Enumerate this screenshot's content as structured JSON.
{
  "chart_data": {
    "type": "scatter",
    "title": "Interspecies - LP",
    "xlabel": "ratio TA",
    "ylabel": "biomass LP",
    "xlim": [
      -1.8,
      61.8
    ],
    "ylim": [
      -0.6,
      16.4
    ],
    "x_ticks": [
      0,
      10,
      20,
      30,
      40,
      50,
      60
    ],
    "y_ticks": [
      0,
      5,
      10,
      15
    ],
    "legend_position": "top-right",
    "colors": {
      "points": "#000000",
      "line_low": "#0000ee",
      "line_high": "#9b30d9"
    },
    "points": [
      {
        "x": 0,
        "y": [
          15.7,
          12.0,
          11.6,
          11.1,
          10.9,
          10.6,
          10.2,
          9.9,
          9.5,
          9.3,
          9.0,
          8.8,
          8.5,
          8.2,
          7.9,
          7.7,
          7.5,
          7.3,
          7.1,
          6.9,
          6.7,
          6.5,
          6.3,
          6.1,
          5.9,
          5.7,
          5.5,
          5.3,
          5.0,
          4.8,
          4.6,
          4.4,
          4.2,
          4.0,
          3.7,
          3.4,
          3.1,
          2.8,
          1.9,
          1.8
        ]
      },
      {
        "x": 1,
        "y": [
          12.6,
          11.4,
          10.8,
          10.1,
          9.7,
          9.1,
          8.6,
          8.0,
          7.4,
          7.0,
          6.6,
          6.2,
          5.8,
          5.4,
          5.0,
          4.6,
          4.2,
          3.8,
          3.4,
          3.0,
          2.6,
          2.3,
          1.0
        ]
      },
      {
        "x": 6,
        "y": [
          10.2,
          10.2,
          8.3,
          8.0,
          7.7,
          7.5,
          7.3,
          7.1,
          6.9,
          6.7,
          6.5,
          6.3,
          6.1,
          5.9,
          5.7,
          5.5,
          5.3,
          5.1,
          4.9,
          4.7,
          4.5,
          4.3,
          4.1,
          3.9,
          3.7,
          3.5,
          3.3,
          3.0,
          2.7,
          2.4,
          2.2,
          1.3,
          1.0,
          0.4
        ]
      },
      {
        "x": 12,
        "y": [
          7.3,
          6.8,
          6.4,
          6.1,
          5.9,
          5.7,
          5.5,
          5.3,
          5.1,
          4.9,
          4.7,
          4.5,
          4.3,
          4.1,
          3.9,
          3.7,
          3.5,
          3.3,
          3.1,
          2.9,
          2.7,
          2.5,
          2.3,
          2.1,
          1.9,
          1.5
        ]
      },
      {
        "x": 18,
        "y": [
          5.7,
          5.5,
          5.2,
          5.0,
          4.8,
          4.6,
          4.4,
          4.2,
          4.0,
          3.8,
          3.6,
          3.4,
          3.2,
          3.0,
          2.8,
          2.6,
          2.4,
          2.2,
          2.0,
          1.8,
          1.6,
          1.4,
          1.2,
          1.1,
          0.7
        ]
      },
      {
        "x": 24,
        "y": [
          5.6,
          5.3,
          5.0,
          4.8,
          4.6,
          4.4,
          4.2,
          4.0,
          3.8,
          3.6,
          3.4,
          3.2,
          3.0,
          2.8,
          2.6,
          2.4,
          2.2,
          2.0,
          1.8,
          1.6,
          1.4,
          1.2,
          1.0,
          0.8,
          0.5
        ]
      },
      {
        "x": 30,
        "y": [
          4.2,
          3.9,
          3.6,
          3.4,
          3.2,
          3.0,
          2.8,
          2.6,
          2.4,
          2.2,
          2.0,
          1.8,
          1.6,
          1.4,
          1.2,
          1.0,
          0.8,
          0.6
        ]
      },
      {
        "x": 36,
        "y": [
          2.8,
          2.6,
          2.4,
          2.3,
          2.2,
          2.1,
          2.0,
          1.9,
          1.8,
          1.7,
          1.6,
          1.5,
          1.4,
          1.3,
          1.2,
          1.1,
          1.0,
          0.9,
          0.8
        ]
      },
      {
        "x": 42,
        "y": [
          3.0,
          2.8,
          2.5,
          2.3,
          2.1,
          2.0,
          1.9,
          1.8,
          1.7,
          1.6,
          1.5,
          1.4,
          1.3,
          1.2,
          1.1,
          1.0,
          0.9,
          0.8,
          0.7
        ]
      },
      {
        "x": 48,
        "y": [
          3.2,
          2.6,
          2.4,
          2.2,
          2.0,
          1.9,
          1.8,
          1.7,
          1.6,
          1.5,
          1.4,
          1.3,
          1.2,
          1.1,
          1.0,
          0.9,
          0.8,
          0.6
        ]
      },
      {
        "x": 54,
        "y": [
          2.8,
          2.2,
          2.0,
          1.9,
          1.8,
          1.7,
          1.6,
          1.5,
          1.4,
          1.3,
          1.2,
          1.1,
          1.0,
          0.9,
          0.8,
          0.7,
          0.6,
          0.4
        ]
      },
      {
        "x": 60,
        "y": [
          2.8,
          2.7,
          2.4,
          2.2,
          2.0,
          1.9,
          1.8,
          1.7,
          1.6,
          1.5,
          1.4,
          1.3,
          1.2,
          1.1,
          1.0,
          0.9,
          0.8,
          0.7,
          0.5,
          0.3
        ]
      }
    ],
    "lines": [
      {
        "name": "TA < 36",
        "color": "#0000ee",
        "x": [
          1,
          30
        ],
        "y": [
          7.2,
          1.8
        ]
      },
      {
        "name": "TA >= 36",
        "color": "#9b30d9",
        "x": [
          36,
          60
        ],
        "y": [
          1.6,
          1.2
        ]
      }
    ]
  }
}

#####

Problem to solve:
Please output the entire listing exactly as it stands.

Answer below:
Enumerate this screenshot's content as structured JSON.
{
  "chart_data": {
    "type": "scatter",
    "title": "Interspecies - LP",
    "xlabel": "ratio TA",
    "ylabel": "biomass LP",
    "xlim": [
      -1.8,
      61.8
    ],
    "ylim": [
      -0.6,
      16.4
    ],
    "x_ticks": [
      0,
      10,
      20,
      30,
      40,
      50,
      60
    ],
    "y_ticks": [
      0,
      5,
      10,
      15
    ],
    "legend_position": "top-right",
    "colors": {
      "points": "#000000",
      "line_low": "#0000ee",
      "line_high": "#9b30d9"
    },
    "points": [
      {
        "x": 0,
        "y": [
          15.7,
          12.0,
          11.6,
          11.1,
          10.9,
          10.6,
          10.2,
          9.9,
          9.5,
          9.3,
          9.0,
          8.8,
          8.5,
          8.2,
          7.9,
          7.7,
          7.5,
          7.3,
          7.1,
          6.9,
          6.7,
          6.5,
          6.3,
          6.1,
          5.9,
          5.7,
          5.5,
          5.3,
          5.0,
          4.8,
          4.6,
          4.4,
          4.2,
          4.0,
          3.7,
          3.4,
          3.1,
          2.8,
          1.9,
          1.8
        ]
      },
      {
        "x": 1,
        "y": [
          12.6,
          11.4,
          10.8,
          10.1,
          9.7,
          9.1,
          8.6,
          8.0,
          7.4,
          7.0,
          6.6,
          6.2,
          5.8,
          5.4,
          5.0,
          4.6,
          4.2,
          3.8,
          3.4,
          3.0,
          2.6,
          2.3,
          1.0
        ]
      },
      {
        "x": 6,
        "y": [
          10.2,
          10.2,
          8.3,
          8.0,
          7.7,
          7.5,
          7.3,
          7.1,
          6.9,
          6.7,
          6.5,
          6.3,
          6.1,
          5.9,
          5.7,
          5.5,
          5.3,
          5.1,
          4.9,
          4.7,
          4.5,
          4.3,
          4.1,
          3.9,
          3.7,
          3.5,
          3.3,
          3.0,
          2.7,
          2.4,
          2.2,
          1.3,
          1.0,
          0.4
        ]
      },
      {
        "x": 12,
        "y": [
          7.3,
          6.8,
          6.4,
          6.1,
          5.9,
          5.7,
          5.5,
          5.3,
          5.1,
          4.9,
          4.7,
          4.5,
          4.3,
          4.1,
          3.9,
          3.7,
          3.5,
          3.3,
          3.1,
          2.9,
          2.7,
          2.5,
          2.3,
          2.1,
          1.9,
          1.5
        ]
      },
      {
        "x": 18,
        "y": [
          5.7,
          5.5,
          5.2,
          5.0,
          4.8,
          4.6,
          4.4,
          4.2,
          4.0,
          3.8,
          3.6,
          3.4,
          3.2,
          3.0,
          2.8,
          2.6,
          2.4,
          2.2,
          2.0,
          1.8,
          1.6,
          1.4,
          1.2,
          1.1,
          0.7
        ]
      },
      {
        "x": 24,
        "y": [
          5.6,
          5.3,
          5.0,
          4.8,
          4.6,
          4.4,
          4.2,
          4.0,
          3.8,
          3.6,
          3.4,
          3.2,
          3.0,
          2.8,
          2.6,
          2.4,
          2.2,
          2.0,
          1.8,
          1.6,
          1.4,
          1.2,
          1.0,
          0.8,
          0.5
        ]
      },
      {
        "x": 30,
        "y": [
          4.2,
          3.9,
          3.6,
          3.4,
          3.2,
          3.0,
          2.8,
          2.6,
          2.4,
          2.2,
          2.0,
          1.8,
          1.6,
          1.4,
          1.2,
          1.0,
          0.8,
          0.6
        ]
      },
      {
        "x": 36,
        "y": [
          2.8,
          2.6,
          2.4,
          2.3,
          2.2,
          2.1,
          2.0,
          1.9,
          1.8,
          1.7,
          1.6,
          1.5,
          1.4,
          1.3,
          1.2,
          1.1,
          1.0,
          0.9,
          0.8
        ]
      },
      {
        "x": 42,
        "y": [
          3.0,
          2.8,
          2.5,
          2.3,
          2.1,
          2.0,
          1.9,
          1.8,
          1.7,
          1.6,
          1.5,
          1.4,
          1.3,
          1.2,
          1.1,
          1.0,
          0.9,
          0.8,
          0.7
        ]
      },
      {
        "x": 48,
        "y": [
          3.2,
          2.6,
          2.4,
          2.2,
          2.0,
          1.9,
          1.8,
          1.7,
          1.6,
          1.5,
          1.4,
          1.3,
          1.2,
          1.1,
          1.0,
          0.9,
          0.8,
          0.6
        ]
      },
      {
        "x": 54,
        "y": [
          2.8,
          2.2,
          2.0,
          1.9,
          1.8,
          1.7,
          1.6,
          1.5,
          1.4,
          1.3,
          1.2,
          1.1,
          1.0,
          0.9,
          0.8,
          0.7,
          0.6,
          0.4
        ]
      },
      {
        "x": 60,
        "y": [
          2.8,
          2.7,
          2.4,
          2.2,
          2.0,
          1.9,
          1.8,
          1.7,
          1.6,
          1.5,
          1.4,
          1.3,
          1.2,
          1.1,
          1.0,
          0.9,
          0.8,
          0.7,
          0.5,
          0.3
        ]
      }
    ],
    "lines": [
      {
        "name": "TA < 36",
        "color": "#0000ee",
        "x": [
          1,
          30
        ],
        "y": [
          7.2,
          1.8
        ]
      },
      {
        "name": "TA >= 36",
        "color": "#9b30d9",
        "x": [
          36,
          60
        ],
        "y": [
          1.6,
          1.2
        ]
      }
    ]
  }
}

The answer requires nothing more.